Exercise directions:
Within the records below, find each line that holds the string "Report", then copy it.

Information provided:
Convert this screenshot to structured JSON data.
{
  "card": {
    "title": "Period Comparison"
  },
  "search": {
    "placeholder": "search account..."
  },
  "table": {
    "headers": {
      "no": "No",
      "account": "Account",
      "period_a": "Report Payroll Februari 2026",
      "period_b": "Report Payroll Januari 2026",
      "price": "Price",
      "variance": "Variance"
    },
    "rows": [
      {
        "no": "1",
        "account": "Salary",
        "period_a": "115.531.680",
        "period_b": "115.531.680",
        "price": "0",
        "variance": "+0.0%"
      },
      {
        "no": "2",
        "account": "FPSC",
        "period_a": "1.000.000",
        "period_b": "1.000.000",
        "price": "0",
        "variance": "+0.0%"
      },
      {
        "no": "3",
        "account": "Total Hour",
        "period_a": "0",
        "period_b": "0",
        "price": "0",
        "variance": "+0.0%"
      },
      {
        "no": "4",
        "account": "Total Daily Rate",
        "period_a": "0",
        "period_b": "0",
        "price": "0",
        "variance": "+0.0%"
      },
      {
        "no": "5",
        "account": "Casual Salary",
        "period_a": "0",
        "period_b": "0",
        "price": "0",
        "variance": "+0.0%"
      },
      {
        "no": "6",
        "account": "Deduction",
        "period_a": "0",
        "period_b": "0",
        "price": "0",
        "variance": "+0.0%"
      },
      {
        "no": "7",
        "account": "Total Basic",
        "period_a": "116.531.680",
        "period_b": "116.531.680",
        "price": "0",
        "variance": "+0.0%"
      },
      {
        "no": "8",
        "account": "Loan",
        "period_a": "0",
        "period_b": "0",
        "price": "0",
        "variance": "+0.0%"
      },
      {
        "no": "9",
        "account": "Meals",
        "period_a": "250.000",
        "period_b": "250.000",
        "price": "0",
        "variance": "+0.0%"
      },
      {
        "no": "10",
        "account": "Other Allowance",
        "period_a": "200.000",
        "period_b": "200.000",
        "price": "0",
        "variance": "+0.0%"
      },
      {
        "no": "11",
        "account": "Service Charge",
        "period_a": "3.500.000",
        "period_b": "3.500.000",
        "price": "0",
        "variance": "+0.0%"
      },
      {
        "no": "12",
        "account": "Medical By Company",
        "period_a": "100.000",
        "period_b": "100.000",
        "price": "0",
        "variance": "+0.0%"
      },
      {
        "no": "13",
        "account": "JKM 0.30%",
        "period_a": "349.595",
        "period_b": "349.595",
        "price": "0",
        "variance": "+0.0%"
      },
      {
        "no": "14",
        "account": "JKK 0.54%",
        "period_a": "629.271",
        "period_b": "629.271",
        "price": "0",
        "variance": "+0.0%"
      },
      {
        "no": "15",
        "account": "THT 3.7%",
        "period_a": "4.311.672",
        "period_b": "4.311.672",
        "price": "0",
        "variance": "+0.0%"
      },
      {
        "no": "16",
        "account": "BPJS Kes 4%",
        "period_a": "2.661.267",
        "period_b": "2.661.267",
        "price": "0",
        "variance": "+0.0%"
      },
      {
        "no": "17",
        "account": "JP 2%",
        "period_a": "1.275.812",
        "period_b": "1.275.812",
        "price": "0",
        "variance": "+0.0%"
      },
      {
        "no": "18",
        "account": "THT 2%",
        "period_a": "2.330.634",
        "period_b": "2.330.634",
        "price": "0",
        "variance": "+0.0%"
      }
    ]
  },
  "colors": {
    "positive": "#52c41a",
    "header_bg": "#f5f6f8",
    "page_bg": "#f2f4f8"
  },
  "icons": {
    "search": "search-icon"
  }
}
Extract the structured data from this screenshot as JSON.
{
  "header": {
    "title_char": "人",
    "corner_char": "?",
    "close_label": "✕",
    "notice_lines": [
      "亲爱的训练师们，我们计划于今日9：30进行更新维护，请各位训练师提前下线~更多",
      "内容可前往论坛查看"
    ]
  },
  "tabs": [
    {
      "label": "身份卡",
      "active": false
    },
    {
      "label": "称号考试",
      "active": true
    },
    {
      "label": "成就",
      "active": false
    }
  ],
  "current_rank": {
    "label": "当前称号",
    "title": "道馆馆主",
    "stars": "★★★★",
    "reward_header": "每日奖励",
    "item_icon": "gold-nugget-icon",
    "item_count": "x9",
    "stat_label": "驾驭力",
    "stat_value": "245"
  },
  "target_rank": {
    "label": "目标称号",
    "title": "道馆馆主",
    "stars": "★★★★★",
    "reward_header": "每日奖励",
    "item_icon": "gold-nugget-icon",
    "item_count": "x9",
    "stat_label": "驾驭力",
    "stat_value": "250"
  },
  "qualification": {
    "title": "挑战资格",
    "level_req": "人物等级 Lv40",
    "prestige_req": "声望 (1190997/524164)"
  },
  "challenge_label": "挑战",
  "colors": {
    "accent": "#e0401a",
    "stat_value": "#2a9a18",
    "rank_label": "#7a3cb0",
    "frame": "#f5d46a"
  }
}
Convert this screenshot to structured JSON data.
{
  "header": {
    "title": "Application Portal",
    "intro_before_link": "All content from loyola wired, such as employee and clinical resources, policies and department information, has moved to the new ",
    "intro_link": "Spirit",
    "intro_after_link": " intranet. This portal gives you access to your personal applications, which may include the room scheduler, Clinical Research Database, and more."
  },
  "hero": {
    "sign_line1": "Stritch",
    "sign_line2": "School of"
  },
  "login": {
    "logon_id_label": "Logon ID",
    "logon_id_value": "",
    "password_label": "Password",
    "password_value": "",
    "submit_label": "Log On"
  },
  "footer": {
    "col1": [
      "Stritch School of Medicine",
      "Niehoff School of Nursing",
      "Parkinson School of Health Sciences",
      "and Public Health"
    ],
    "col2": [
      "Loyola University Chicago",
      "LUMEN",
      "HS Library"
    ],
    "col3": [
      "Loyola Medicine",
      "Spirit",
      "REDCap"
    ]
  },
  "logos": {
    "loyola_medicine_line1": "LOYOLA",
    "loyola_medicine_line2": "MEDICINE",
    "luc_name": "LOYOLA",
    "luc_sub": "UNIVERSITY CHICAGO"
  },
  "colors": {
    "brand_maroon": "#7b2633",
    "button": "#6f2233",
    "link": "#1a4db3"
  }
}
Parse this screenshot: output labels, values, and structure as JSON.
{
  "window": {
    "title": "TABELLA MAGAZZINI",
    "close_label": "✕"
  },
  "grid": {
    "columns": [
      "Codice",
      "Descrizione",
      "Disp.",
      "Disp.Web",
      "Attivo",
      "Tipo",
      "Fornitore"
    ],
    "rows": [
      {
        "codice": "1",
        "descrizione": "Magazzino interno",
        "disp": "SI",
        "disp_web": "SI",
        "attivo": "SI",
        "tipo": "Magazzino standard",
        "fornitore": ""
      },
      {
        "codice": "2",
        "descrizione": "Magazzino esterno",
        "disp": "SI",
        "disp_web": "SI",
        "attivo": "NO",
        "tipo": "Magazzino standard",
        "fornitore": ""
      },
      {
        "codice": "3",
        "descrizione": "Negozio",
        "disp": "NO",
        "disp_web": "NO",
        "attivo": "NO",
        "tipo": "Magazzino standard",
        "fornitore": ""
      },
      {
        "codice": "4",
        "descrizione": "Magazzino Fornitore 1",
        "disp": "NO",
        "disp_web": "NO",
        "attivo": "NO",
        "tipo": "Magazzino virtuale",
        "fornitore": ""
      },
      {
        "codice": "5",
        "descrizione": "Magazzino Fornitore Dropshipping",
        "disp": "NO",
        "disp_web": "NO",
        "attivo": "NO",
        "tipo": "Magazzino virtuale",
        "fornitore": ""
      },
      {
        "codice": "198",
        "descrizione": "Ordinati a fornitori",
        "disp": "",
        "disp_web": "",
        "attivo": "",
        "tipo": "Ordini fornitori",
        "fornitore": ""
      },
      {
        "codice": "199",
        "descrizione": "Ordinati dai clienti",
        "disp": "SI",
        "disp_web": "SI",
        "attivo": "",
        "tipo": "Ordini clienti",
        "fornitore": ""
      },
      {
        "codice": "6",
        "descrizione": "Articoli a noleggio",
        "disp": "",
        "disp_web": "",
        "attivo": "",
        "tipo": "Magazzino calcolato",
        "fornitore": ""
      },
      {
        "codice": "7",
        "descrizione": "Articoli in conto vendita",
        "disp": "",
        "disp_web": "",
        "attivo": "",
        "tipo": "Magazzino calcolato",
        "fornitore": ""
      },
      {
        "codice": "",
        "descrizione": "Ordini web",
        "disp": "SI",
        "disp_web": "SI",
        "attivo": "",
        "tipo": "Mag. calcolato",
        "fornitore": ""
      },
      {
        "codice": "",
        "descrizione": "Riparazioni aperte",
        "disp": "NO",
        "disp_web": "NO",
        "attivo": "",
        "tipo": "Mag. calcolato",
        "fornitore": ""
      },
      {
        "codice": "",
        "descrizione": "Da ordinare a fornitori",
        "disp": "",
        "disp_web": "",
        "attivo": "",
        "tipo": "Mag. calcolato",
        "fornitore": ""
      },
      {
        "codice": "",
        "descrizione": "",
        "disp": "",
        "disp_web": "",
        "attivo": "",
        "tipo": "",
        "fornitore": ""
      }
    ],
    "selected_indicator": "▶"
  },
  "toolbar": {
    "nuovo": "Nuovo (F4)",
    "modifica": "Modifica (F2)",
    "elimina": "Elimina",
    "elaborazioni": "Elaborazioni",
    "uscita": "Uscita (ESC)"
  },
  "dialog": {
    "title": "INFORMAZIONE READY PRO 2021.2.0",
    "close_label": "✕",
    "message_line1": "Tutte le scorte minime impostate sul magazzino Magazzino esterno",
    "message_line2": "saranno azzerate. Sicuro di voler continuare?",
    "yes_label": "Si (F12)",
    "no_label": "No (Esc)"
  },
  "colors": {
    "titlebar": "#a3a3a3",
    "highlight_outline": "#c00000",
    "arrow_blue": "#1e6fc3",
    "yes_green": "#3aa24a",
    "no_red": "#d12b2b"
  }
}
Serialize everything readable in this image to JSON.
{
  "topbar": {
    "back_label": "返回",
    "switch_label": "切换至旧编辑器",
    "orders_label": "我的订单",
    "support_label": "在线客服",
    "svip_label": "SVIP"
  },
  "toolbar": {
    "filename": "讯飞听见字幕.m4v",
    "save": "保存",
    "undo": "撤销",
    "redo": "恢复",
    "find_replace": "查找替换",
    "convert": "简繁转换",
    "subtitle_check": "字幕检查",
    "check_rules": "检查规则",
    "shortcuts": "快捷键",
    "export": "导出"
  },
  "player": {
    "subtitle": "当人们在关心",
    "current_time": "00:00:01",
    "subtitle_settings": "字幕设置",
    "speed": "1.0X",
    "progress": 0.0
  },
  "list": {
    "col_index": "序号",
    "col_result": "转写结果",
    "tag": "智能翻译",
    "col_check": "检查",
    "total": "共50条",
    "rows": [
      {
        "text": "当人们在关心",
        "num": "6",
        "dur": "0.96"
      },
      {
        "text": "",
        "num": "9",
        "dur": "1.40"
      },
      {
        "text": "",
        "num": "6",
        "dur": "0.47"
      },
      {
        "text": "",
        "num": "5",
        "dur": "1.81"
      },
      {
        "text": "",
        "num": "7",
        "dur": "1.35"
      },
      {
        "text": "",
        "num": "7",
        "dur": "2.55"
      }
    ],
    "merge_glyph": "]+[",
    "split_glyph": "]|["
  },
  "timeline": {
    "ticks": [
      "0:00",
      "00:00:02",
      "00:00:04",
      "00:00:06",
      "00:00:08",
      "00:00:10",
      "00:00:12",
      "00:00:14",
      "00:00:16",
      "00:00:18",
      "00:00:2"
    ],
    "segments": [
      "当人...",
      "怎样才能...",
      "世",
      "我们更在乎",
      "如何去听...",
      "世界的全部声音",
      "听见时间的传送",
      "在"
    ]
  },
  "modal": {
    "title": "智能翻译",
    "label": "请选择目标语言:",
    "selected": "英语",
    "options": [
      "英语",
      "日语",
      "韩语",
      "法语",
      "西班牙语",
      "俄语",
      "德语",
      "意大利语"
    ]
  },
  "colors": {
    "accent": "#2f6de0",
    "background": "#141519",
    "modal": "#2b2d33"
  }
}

Output for this task:
      "period_a": "Report Payroll Februari 2026",
      "period_b": "Report Payroll Januari 2026",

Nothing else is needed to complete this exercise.